• Activity 1
Please reproduce the Ed Kranepool piece from "To be fair, Ed" to "one after another.", changing "odder" to "stranger".
• Activity 2
Extend the Ed Kranepool piece, picking up right after its final sentence.

Excerpted passage START

Friday, September 13, 2024

"You know, you're not going so good yourself."

 

I first became aware of Steady Eddie Kranepool in 1967. He was playing first base for the Mets, the same position as our resident demigod, Mickey Mantle, and wearing the same number, 7.

This seemed like yet another, pathetic Mets imitation of the Yankees. An incredible bit of chutzpah, even, as if their ersatz Mick could be anything close to the real thing.

Then, two years later, the Yanks were still struggling in fifth place, The Mick was gone, and Ed Kranepool was hitting a home run in the World Series.

It was, sadly, only a fleeting highlight in the career of Ed Kranepool, the Last of the Original Mets. 

To be fair, Ed Kranepool's career had other ups, as well as downs. It was, all in all, one of the odder major-league careers—or really, several different careers, one after another.

There were the wunderkind years when, after breaking Hank Greenberg's home-run record at James Monroe High School in the Bronx, young Eddie got $85,000 to sign with the new kids in town. He made his major-league debut that same year, only 17 years old—so young that he was confined to sitting in hotel lobbies on road trips, chaperoned by Mets press secretary, Tom Meany.

Excerpted passage END
Extracted records START

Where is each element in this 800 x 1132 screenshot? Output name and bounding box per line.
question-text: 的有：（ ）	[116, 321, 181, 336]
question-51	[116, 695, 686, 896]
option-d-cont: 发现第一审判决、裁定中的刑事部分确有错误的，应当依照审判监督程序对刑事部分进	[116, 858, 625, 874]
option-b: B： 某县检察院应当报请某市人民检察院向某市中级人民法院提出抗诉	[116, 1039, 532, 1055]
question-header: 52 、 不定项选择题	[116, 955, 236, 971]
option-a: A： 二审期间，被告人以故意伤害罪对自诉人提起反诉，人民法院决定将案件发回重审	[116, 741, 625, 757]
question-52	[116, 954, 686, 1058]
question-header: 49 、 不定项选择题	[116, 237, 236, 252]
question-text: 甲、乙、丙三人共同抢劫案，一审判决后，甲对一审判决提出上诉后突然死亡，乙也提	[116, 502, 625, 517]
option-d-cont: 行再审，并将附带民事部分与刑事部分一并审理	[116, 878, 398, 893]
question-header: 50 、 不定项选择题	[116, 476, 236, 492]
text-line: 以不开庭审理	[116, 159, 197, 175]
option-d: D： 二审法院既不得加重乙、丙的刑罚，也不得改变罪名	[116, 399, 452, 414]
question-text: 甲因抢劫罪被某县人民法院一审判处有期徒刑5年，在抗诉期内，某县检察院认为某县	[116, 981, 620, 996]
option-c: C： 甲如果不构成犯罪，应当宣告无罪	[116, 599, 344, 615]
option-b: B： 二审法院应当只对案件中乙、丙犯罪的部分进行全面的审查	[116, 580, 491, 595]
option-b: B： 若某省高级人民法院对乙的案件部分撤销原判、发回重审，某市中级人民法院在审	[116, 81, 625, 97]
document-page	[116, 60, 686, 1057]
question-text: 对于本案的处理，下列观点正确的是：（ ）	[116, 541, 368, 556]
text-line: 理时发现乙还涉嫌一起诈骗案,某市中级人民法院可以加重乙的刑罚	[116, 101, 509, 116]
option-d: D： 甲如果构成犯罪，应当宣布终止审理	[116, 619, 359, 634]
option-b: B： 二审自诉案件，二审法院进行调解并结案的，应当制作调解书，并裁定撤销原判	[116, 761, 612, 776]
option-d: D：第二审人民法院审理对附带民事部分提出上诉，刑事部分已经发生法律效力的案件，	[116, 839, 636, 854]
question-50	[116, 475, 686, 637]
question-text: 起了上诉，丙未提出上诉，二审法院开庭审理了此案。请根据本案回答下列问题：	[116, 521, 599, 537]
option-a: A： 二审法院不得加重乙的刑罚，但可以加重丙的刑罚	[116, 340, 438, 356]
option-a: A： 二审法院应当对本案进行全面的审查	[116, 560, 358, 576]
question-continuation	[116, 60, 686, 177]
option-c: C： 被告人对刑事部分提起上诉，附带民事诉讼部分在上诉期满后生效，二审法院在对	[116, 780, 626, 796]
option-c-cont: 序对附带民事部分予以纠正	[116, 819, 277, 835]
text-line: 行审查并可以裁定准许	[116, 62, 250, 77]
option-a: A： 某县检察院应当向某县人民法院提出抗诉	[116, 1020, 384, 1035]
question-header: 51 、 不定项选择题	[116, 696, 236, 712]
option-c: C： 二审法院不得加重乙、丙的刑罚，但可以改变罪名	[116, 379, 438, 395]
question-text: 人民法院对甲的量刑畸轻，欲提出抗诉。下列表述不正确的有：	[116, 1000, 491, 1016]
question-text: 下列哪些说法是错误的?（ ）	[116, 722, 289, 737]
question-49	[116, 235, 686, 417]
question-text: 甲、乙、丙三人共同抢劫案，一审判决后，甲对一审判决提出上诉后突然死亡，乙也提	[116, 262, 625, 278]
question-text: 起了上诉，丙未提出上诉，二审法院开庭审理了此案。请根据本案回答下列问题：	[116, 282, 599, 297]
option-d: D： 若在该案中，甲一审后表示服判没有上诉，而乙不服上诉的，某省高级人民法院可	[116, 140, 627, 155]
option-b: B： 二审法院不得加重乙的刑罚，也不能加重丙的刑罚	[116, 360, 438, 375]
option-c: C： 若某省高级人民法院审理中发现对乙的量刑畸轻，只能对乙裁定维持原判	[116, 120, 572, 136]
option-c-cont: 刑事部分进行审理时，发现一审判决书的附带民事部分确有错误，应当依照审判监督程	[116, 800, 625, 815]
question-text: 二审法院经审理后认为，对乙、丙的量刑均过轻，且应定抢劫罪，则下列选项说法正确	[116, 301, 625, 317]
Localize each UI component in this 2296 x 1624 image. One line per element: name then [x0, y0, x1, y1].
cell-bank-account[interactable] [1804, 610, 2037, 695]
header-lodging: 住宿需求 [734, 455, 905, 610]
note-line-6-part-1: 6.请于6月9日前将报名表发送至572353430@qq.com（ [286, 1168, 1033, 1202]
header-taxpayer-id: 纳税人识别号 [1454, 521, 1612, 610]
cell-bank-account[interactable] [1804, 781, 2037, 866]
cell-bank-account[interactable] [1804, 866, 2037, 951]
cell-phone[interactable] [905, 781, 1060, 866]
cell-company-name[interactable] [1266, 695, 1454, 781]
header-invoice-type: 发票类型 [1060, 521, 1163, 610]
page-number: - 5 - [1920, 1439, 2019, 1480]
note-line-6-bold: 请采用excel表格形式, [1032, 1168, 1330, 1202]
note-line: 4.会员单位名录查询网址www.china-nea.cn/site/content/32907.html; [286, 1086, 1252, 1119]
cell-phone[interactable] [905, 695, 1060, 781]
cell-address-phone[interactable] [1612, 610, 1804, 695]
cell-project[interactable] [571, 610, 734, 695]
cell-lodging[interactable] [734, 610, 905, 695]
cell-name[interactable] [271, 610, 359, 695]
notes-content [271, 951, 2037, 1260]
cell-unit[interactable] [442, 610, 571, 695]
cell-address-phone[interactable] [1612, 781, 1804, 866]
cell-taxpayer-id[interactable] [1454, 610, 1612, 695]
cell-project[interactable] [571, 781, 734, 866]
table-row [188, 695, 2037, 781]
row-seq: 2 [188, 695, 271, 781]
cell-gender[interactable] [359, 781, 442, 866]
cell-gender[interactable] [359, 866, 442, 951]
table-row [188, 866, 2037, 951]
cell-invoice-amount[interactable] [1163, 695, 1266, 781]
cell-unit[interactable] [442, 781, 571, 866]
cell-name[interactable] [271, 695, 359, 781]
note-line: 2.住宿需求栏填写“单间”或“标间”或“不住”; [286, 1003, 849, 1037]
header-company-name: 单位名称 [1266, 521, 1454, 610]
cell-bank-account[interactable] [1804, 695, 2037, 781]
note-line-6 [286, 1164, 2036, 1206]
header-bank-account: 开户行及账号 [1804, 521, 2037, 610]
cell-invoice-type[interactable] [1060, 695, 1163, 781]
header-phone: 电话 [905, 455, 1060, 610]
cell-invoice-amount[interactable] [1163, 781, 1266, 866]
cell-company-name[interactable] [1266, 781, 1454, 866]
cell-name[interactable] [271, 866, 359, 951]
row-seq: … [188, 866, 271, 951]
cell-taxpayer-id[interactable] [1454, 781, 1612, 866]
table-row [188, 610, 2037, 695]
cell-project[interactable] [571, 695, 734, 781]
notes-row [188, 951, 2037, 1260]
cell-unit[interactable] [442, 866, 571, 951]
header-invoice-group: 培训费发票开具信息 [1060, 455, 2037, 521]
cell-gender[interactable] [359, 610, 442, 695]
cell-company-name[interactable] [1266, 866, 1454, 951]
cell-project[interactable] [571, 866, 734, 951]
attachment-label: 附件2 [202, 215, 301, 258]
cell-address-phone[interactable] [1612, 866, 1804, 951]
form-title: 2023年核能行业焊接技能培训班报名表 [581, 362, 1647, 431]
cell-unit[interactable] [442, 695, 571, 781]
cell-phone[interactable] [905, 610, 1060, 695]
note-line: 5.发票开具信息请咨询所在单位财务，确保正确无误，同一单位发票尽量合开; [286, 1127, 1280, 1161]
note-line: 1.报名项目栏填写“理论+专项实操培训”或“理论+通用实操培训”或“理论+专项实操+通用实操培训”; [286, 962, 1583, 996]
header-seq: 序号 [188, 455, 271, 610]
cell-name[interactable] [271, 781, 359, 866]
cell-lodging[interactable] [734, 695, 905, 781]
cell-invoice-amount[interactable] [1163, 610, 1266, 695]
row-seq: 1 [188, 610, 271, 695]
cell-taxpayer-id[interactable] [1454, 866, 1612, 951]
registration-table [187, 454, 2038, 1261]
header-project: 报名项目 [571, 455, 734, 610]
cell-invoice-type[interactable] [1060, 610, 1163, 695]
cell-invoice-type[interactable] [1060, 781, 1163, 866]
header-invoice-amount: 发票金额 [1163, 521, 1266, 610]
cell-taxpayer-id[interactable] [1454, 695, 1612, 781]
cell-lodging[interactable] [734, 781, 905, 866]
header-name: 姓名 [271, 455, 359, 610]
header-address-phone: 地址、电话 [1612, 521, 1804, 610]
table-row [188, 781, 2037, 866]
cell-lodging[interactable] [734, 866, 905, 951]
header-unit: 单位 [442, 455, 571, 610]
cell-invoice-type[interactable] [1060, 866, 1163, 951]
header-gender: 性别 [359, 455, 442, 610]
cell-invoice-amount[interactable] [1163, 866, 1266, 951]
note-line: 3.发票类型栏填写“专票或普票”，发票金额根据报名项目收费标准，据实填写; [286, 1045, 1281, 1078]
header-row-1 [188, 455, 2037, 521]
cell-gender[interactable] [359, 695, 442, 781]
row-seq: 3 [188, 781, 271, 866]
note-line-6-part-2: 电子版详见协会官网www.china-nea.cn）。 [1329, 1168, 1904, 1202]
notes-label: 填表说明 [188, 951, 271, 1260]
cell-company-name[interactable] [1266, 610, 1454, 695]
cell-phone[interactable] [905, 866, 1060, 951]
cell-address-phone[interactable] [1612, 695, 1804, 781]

Extracted records END

• Response box 1
To be fair, Ed Kranepool's career had other ups, as well as downs. It was, all in all, one of the stranger major-league careers—or really, several different careers, one after another.

• Response box 2
At 6-3 and 205, he looked like a slugger coming off the bus, and he slammed balls out of the Polo Grounds in batting practice. In games, though, he was more of a slap hitter, which was a skill not complemented by the fact that he ran like a man in cement overshoes.


"He's only seventeen, but he runs like he's thirty," manager Casey Stengel told the press, then damned him more with faint praise: "He doesn't strike out too often."

It was true, he didn't, especially for a raw kid. He never kayed more than 71 times in a season—but he also never hit more than 16 homers, or ever played anything more than a barely adequate first base or left field.

Still, it looked as though Kranepool might be slowly but surely learning his game in the majors—the hardest way to do it. He made an All-Star team in 1965 (Hey, somebody from the Mets had to be on it.), then came the Miracle Year of 1969.  

But...by 1970, Ed Kranepool was sent down to Tidewater, interrupting a miserable season in which he hit only .170 with the big club. He looked washed up. Still just 25,  he already seemed to have lived a lifetime in the majors.

He rebounded from that, to his infinite credit. He finally made that slap hitting his calling card, batting as high as .323 in one platooned season, making another World Series with the Mets, setting the club record for pinch hits.

Then, at just 34, it was all over. He had played 18 seasons in the bigs—and he couldn't even smell 40.

Regrets? He had a few.

"If I could have seen ahead in 1962, I would have signed with another club.  There was a lot of frustration through the years," he said, with typical frankness, years later.

His second thoughts were evident even then, with an attitude that often bordered—or more—on surly.  

"What do they want? Why don't they just get off my back?" he groused about the amazingly supportive Mets fans.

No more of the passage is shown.